## TO BE DONE:
Below are records; count the lines that contain "text" and give only the total.
— begin —
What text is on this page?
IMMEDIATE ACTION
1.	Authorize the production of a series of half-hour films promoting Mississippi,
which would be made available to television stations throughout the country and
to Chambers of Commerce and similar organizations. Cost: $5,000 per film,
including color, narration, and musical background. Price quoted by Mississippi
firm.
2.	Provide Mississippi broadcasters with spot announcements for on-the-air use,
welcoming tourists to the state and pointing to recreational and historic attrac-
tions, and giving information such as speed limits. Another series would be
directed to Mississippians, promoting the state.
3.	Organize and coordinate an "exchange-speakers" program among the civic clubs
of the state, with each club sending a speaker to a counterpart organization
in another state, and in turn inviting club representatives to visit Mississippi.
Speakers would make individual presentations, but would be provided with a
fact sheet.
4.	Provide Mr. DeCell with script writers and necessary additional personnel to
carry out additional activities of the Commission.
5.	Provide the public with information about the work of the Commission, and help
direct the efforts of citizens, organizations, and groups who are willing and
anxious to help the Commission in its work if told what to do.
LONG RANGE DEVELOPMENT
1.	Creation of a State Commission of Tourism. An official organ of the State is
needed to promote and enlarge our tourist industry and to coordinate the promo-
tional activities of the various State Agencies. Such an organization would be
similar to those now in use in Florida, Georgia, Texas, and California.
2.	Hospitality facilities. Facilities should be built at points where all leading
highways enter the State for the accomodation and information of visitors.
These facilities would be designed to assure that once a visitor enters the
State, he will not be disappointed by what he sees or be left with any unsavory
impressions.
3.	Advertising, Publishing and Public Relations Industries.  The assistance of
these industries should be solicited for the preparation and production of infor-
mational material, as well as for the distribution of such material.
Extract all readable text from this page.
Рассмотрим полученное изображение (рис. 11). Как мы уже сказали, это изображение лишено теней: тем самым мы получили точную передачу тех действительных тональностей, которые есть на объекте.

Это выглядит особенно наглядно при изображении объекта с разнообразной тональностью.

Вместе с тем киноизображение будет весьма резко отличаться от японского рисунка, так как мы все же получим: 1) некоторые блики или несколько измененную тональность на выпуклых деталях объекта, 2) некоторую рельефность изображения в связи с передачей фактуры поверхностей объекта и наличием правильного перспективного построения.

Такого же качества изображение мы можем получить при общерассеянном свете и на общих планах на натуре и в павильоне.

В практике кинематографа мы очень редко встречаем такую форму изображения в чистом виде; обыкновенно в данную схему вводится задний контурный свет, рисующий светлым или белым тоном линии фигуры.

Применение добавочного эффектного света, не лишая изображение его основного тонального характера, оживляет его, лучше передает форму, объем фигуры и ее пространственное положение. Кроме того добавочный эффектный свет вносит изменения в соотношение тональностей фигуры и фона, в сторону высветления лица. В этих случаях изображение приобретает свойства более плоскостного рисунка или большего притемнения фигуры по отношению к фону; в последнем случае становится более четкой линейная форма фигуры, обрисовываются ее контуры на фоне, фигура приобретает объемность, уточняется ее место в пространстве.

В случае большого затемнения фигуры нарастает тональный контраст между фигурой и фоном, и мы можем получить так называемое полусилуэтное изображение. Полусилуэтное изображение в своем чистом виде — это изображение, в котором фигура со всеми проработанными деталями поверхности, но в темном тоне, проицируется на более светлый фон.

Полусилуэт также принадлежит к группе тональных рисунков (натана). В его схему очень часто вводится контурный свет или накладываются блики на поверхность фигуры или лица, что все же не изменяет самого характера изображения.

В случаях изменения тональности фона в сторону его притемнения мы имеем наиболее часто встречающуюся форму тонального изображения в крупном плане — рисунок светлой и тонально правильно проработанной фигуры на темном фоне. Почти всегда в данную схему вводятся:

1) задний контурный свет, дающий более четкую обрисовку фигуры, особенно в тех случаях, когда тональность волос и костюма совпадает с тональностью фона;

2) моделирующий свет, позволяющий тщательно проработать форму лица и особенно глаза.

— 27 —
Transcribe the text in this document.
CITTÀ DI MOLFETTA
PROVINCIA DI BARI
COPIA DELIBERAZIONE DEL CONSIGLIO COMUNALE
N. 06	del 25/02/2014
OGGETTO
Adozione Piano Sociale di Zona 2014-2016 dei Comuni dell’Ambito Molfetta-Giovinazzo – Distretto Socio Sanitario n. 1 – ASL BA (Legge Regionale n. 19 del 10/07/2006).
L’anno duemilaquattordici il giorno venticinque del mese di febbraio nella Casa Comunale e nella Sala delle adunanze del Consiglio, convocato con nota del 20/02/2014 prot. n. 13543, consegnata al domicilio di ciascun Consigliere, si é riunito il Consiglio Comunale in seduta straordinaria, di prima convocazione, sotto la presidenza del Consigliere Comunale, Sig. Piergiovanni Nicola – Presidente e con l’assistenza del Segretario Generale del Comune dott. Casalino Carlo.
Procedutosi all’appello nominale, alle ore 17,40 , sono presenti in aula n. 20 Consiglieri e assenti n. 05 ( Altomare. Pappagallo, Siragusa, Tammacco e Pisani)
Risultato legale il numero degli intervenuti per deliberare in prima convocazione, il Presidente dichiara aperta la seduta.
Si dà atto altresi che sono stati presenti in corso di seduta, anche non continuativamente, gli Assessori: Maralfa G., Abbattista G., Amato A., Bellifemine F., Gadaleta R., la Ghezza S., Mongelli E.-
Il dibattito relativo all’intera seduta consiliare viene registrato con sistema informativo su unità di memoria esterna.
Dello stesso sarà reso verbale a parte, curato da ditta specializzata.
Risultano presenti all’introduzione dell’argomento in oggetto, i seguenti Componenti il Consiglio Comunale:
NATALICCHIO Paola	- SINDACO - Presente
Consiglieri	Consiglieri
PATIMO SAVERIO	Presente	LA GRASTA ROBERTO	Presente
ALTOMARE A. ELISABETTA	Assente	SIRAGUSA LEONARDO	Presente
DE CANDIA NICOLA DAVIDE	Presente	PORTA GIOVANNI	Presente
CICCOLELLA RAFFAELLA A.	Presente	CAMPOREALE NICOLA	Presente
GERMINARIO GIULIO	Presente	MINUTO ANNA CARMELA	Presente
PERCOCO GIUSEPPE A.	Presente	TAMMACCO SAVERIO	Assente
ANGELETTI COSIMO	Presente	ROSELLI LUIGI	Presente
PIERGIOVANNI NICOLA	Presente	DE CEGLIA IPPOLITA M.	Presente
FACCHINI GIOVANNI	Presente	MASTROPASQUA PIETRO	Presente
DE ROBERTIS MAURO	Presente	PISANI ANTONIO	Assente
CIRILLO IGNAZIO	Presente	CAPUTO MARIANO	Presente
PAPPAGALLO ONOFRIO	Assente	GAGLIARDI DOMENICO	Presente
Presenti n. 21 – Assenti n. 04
— end —
## ANSWER IN FULL:
3